*Given task:* From the listing below, extract every line in which the word "유지하고" appears.

*Supplied data:*
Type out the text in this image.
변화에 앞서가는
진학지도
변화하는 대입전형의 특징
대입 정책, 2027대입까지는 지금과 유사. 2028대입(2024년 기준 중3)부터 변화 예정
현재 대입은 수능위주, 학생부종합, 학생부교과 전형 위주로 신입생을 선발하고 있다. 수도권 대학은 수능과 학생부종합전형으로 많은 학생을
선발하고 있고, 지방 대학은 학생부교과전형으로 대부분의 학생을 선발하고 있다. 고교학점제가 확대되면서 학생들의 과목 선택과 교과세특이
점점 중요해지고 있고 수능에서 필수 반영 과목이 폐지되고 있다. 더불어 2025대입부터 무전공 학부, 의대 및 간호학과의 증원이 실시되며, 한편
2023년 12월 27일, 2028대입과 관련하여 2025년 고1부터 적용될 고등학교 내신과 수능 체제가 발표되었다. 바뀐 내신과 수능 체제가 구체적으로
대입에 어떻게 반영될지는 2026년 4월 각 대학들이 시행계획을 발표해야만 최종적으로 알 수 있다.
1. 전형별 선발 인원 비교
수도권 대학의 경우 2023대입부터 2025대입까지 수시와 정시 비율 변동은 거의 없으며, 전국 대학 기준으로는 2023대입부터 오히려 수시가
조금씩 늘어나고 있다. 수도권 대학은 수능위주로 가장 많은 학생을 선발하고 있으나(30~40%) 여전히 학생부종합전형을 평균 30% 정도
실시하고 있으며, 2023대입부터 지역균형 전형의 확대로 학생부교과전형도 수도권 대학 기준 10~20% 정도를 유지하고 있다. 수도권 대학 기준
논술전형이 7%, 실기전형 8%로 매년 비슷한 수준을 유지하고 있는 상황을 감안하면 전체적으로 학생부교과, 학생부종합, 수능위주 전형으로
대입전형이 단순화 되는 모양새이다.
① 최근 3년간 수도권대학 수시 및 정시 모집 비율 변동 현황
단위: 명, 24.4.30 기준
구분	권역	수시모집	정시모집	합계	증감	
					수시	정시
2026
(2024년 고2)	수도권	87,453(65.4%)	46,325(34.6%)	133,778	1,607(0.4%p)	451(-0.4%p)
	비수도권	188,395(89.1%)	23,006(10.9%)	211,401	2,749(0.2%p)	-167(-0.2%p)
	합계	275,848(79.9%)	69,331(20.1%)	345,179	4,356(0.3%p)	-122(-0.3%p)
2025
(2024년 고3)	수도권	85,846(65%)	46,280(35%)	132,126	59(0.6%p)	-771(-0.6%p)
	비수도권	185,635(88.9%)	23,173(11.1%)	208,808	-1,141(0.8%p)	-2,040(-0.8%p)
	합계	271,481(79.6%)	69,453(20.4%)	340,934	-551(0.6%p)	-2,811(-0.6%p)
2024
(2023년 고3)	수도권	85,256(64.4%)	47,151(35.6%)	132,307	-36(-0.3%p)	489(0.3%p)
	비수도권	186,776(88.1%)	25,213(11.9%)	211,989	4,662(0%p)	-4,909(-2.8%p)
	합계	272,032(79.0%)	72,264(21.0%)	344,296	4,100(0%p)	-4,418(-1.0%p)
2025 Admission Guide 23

*Output:*
실시하고 있으며, 2023대입부터 지역균형 전형의 확대로 학생부교과전형도 수도권 대학 기준 10~20% 정도를 유지하고 있다. 수도권 대학 기준
논술전형이 7%, 실기전형 8%로 매년 비슷한 수준을 유지하고 있는 상황을 감안하면 전체적으로 학생부교과, 학생부종합, 수능위주 전형으로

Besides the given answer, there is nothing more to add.